[START Passage]
# Top Ten Surf Fishing Items



## AndrewOSpencer (Jul 17, 2013)

My ten favorite things for fishing the surf

1. Two Big Rods and 4-5 bait rods. 
2. PVC Rod Holders
3. Ice Chest
4. 4wd Truck
5. Spider and Pyramid weights
6. www.swellinfo.com
7. Sun Protection
8. Leaders
9. Circle hooks and fresh dead shrimp
10. Kids

I go into more detail over at my silly blog, but I'm interested in hearing what you veterans feel are must haves. So, what do you feel is a must?


----------



## fultonswimmer (Jul 3, 2008)

Incoming tide.
2' or less waves.
2 days before or after full moon.
Moon directly over or under.
Absent swimmers.
First aid kit.
Cooperative wife/girlfriend.
Binoculars to watch bikinis down the beach/check on other fisherpeople.
FishBites.
Hungry fish: 1. black drum 2. croaker 3. redfish 4. shark (Or in a perfect world, pomps)!!


----------



## Dead Wait (Mar 8, 2005)

I'd be happy just seeing the surf look that way.


----------



## Timemachine (Nov 25, 2008)

We usually throw in a couple of dogs


----------



## sharkchum (Feb 10, 2012)
[END Passage]
# Things to do
[1] Echo the surf fishing thread word for word, starting at the words "2' or less waves." and stopping after "perfect world, pomps)!!".
[2] In the rows, take the lines from the one containing "chevron-right-icon: › xyxy=(742,111,748,126)" through the end of the rows and change "divider" to "horizontal-rule" wherever it occurs, leaving everything else as it is. Return only those lines.
[START Material to process]
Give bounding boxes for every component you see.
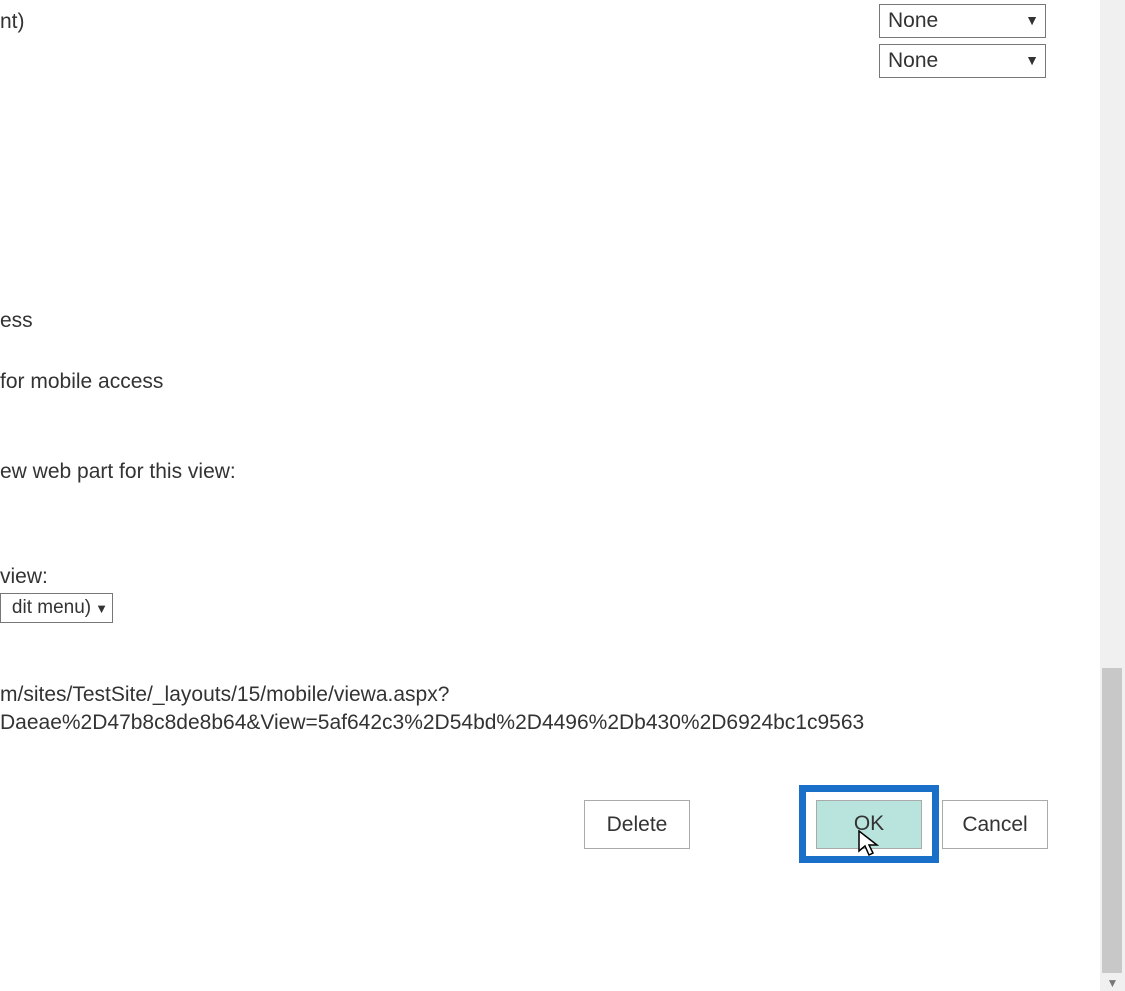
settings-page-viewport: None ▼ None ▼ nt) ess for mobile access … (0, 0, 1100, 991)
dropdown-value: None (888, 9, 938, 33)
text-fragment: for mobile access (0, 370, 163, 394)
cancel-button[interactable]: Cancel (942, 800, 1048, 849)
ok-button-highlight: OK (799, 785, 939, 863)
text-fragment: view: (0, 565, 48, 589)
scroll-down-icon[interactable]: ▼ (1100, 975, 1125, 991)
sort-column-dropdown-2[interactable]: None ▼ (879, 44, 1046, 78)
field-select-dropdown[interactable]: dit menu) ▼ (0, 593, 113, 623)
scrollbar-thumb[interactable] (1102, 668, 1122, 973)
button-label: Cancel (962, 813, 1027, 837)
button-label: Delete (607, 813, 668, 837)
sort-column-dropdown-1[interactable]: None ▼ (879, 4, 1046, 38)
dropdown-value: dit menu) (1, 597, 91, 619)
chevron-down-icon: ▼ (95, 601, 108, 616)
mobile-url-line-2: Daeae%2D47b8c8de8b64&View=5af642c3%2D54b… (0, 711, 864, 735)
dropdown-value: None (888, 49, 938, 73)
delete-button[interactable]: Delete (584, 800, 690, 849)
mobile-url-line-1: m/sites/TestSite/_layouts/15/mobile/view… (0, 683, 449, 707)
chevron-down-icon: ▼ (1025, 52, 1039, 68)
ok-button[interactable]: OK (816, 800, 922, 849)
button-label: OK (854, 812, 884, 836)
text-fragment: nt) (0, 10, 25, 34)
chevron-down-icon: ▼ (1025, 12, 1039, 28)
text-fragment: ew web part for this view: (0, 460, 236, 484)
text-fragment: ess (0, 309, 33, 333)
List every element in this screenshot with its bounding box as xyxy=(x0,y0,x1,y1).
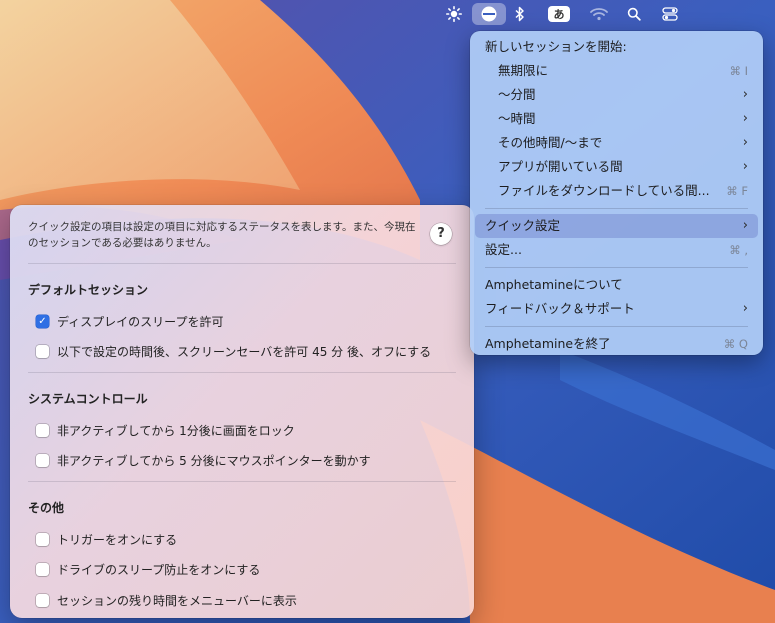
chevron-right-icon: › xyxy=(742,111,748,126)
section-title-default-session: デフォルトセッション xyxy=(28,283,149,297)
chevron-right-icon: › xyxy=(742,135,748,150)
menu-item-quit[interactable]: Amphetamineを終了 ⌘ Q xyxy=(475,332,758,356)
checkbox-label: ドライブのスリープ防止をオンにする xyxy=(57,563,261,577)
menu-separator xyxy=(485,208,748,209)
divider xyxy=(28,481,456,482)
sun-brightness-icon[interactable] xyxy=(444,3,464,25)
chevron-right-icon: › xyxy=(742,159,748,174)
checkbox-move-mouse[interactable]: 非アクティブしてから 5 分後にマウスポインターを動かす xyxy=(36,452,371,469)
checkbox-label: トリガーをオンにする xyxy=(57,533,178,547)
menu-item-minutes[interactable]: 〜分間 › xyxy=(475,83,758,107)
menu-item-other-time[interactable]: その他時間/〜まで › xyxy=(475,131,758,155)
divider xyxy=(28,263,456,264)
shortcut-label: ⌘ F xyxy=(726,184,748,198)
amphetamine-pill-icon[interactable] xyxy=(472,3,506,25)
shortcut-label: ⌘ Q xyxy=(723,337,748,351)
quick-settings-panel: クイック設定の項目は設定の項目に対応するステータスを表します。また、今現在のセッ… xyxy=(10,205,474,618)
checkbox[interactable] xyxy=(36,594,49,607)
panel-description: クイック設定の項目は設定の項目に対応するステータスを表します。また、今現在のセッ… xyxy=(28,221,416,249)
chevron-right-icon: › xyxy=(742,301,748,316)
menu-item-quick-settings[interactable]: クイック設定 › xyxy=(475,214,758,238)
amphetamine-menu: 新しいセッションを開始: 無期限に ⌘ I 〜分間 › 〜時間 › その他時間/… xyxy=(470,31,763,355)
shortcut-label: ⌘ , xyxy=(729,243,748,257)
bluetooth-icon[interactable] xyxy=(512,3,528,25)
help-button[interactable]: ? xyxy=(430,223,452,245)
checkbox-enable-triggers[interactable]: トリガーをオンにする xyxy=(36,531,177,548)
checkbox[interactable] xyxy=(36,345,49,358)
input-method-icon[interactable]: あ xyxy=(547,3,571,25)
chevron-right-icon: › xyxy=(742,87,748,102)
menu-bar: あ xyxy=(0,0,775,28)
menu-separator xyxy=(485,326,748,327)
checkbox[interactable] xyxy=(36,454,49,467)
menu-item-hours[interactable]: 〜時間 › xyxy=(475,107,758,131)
[END Material to process]
# Responses to the tasks
[1]
2' or less waves.
2 days before or after full moon.
Moon directly over or under.
Absent swimmers.
First aid kit.
Cooperative wife/girlfriend.
Binoculars to watch bikinis down the beach/check on other fisherpeople.
FishBites.
Hungry fish: 1. black drum 2. croaker 3. redfish 4. shark (Or in a perfect world, pomps)!!

[2]
chevron-right-icon: › xyxy=(742,111,748,126)
section-title-default-session: デフォルトセッション xyxy=(28,283,149,297)
chevron-right-icon: › xyxy=(742,135,748,150)
menu-item-quit[interactable]: Amphetamineを終了 ⌘ Q xyxy=(475,332,758,356)
checkbox-label: ドライブのスリープ防止をオンにする xyxy=(57,563,261,577)
menu-separator xyxy=(485,208,748,209)
horizontal-rule xyxy=(28,481,456,482)
sun-brightness-icon[interactable] xyxy=(444,3,464,25)
chevron-right-icon: › xyxy=(742,159,748,174)
checkbox-move-mouse[interactable]: 非アクティブしてから 5 分後にマウスポインターを動かす xyxy=(36,452,371,469)
checkbox-label: トリガーをオンにする xyxy=(57,533,178,547)
menu-item-minutes[interactable]: 〜分間 › xyxy=(475,83,758,107)
menu-item-other-time[interactable]: その他時間/〜まで › xyxy=(475,131,758,155)
horizontal-rule xyxy=(28,263,456,264)
shortcut-label: ⌘ F xyxy=(726,184,748,198)
amphetamine-pill-icon[interactable] xyxy=(472,3,506,25)
shortcut-label: ⌘ Q xyxy=(723,337,748,351)
quick-settings-panel: クイック設定の項目は設定の項目に対応するステータスを表します。また、今現在のセッ… xyxy=(10,205,474,618)
checkbox[interactable] xyxy=(36,594,49,607)
panel-description: クイック設定の項目は設定の項目に対応するステータスを表します。また、今現在のセッ… xyxy=(28,221,416,249)
chevron-right-icon: › xyxy=(742,301,748,316)
menu-item-quick-settings[interactable]: クイック設定 › xyxy=(475,214,758,238)
amphetamine-menu: 新しいセッションを開始: 無期限に ⌘ I 〜分間 › 〜時間 › その他時間/… xyxy=(470,31,763,355)
shortcut-label: ⌘ , xyxy=(729,243,748,257)
bluetooth-icon[interactable] xyxy=(512,3,528,25)
help-button[interactable]: ? xyxy=(430,223,452,245)
checkbox-enable-triggers[interactable]: トリガーをオンにする xyxy=(36,531,177,548)
checkbox[interactable] xyxy=(36,345,49,358)
input-method-icon[interactable]: あ xyxy=(547,3,571,25)
chevron-right-icon: › xyxy=(742,87,748,102)
menu-bar: あ xyxy=(0,0,775,28)
menu-separator xyxy=(485,326,748,327)
checkbox[interactable] xyxy=(36,454,49,467)
menu-item-hours[interactable]: 〜時間 › xyxy=(475,107,758,131)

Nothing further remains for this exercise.